__YOUR TASK__: Transcribe the lines below verbatim, skipping the images.
--
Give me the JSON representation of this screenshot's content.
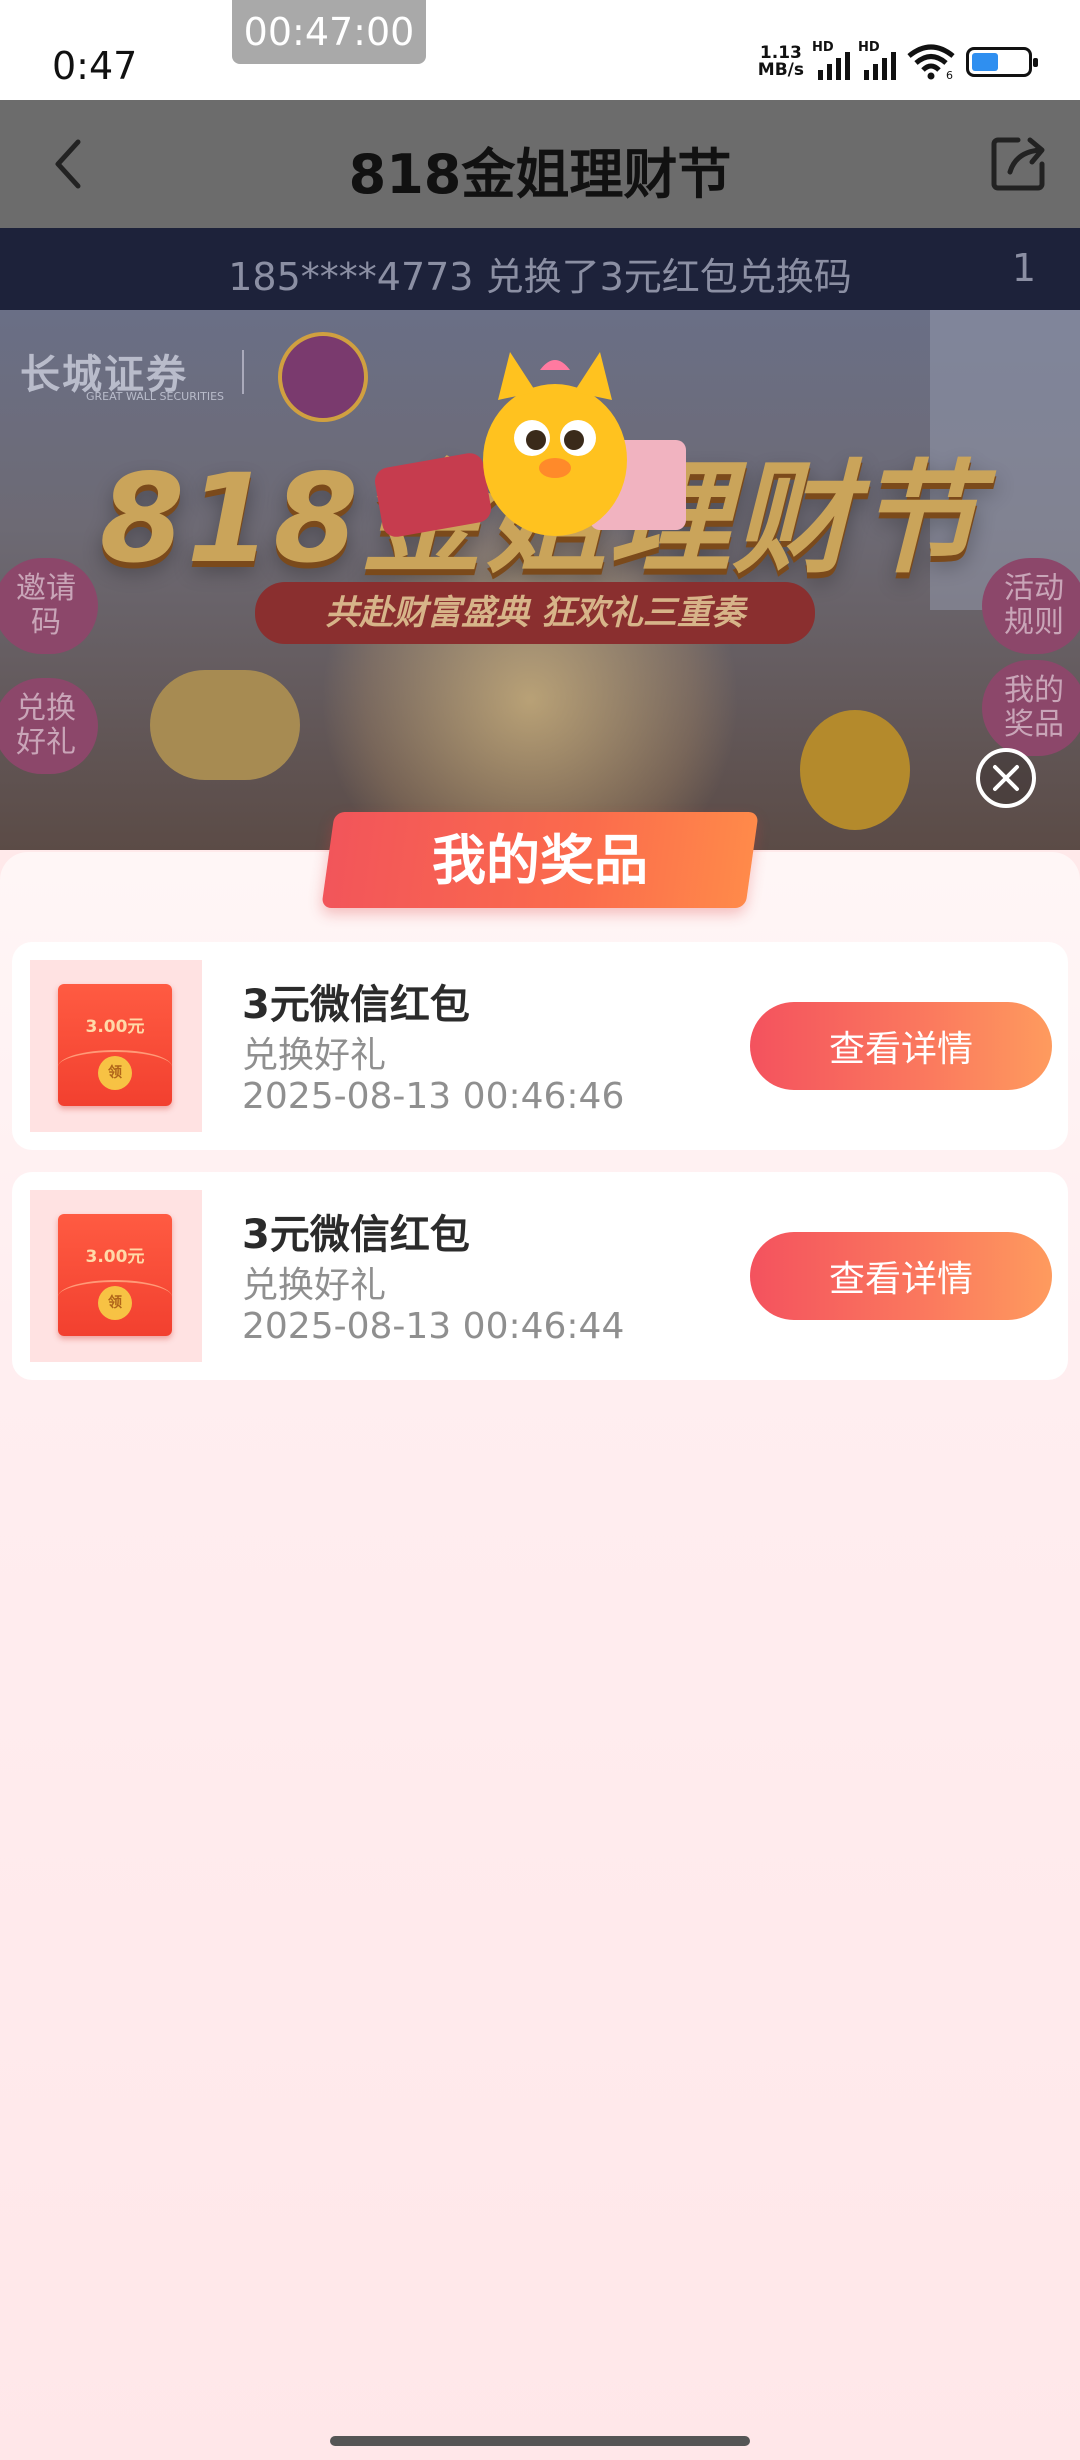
{
  "status_bar": {
    "time": "0:47",
    "recording_timer": "00:47:00",
    "net_speed_value": "1.13",
    "net_speed_unit": "MB/s",
    "signal_1_label": "HD",
    "signal_2_label": "HD",
    "wifi_label": "6",
    "battery_icon": "battery-icon"
  },
  "header": {
    "title": "818金姐理财节"
  },
  "marquee": {
    "text": "185****4773 兑换了3元红包兑换码",
    "counter": "1"
  },
  "banner": {
    "brand": "长城证券",
    "brand_sub": "GREAT WALL SECURITIES",
    "event_title": "818金姐理财节",
    "event_subtitle": "共赴财富盛典  狂欢礼三重奏",
    "side_left": [
      "邀请\n码",
      "兑换\n好礼"
    ],
    "side_right": [
      "活动\n规则",
      "我的\n奖品"
    ]
  },
  "panel": {
    "title": "我的奖品",
    "prizes": [
      {
        "name": "3元微信红包",
        "source": "兑换好礼",
        "time": "2025-08-13 00:46:46",
        "packet_value": "3.00元",
        "packet_coin": "领",
        "button": "查看详情"
      },
      {
        "name": "3元微信红包",
        "source": "兑换好礼",
        "time": "2025-08-13 00:46:44",
        "packet_value": "3.00元",
        "packet_coin": "领",
        "button": "查看详情"
      }
    ]
  },
  "colors": {
    "accent_start": "#f4525e",
    "accent_end": "#fe9b5e",
    "panel_bg": "#ffe9ea"
  }
}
--
__EXERCISE RESPONSE__:
Give me the JSON representation of this screenshot's content.
{
  "status_bar": {
    "time": "0:47",
    "recording_timer": "00:47:00",
    "net_speed_value": "1.13",
    "net_speed_unit": "MB/s",
    "signal_1_label": "HD",
    "signal_2_label": "HD",
    "wifi_label": "6",
    "battery_icon": "battery-icon"
  },
  "header": {
    "title": "818金姐理财节"
  },
  "marquee": {
    "text": "185****4773 兑换了3元红包兑换码",
    "counter": "1"
  },
  "banner": {
    "brand": "长城证券",
    "brand_sub": "GREAT WALL SECURITIES",
    "event_title": "818金姐理财节",
    "event_subtitle": "共赴财富盛典  狂欢礼三重奏",
    "side_left": [
      "邀请\n码",
      "兑换\n好礼"
    ],
    "side_right": [
      "活动\n规则",
      "我的\n奖品"
    ]
  },
  "panel": {
    "title": "我的奖品",
    "prizes": [
      {
        "name": "3元微信红包",
        "source": "兑换好礼",
        "time": "2025-08-13 00:46:46",
        "packet_value": "3.00元",
        "packet_coin": "领",
        "button": "查看详情"
      },
      {
        "name": "3元微信红包",
        "source": "兑换好礼",
        "time": "2025-08-13 00:46:44",
        "packet_value": "3.00元",
        "packet_coin": "领",
        "button": "查看详情"
      }
    ]
  },
  "colors": {
    "accent_start": "#f4525e",
    "accent_end": "#fe9b5e",
    "panel_bg": "#ffe9ea"
  }
}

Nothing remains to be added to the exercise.